Layout element annotations:
BEGIN

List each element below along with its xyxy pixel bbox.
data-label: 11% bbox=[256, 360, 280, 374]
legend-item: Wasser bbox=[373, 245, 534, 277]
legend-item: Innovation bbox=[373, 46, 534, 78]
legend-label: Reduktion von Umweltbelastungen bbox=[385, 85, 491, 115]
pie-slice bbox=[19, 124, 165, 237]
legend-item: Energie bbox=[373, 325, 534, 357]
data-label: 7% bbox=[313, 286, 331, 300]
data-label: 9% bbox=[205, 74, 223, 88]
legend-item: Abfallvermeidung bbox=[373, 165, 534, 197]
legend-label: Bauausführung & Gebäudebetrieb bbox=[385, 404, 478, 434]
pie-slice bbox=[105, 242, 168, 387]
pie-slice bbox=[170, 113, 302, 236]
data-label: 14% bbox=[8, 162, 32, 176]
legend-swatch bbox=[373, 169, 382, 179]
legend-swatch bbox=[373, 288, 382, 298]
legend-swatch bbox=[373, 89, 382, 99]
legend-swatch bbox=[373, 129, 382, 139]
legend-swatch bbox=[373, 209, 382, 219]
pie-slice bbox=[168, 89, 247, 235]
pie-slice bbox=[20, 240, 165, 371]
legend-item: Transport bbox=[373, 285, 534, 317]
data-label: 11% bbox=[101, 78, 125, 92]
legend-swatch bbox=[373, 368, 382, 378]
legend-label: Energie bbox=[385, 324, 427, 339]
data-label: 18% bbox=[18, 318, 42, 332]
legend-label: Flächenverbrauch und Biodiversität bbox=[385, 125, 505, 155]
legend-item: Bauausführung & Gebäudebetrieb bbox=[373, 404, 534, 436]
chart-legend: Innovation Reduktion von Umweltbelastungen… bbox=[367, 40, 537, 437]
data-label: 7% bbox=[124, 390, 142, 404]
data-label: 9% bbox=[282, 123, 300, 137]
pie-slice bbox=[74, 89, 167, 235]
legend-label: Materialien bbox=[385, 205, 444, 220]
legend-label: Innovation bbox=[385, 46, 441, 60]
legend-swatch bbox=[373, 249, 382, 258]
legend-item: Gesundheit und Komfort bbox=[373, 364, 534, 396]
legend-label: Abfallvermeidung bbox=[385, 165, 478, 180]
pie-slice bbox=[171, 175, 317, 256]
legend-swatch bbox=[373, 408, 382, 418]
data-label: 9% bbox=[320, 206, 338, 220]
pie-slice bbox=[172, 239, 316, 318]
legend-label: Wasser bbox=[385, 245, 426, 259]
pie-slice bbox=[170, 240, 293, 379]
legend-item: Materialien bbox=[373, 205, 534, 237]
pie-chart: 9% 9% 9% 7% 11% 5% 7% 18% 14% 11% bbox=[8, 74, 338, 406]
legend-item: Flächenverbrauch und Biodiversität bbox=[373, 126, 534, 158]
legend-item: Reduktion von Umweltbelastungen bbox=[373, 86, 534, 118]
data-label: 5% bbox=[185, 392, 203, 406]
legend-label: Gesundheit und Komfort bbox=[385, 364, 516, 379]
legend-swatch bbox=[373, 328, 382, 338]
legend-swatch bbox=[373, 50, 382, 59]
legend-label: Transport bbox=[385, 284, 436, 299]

END

To be done => Write out the lines of the records exactly, from the start of the records through the line that contains "legend-item: Abfallvermeidung bbox=[373, 165, 534, 197]", including both ends.

Reply to the exercise =>
List each element below along with its xyxy pixel bbox.
data-label: 11% bbox=[256, 360, 280, 374]
legend-item: Wasser bbox=[373, 245, 534, 277]
legend-item: Innovation bbox=[373, 46, 534, 78]
legend-label: Reduktion von Umweltbelastungen bbox=[385, 85, 491, 115]
pie-slice bbox=[19, 124, 165, 237]
legend-item: Energie bbox=[373, 325, 534, 357]
data-label: 7% bbox=[313, 286, 331, 300]
data-label: 9% bbox=[205, 74, 223, 88]
legend-item: Abfallvermeidung bbox=[373, 165, 534, 197]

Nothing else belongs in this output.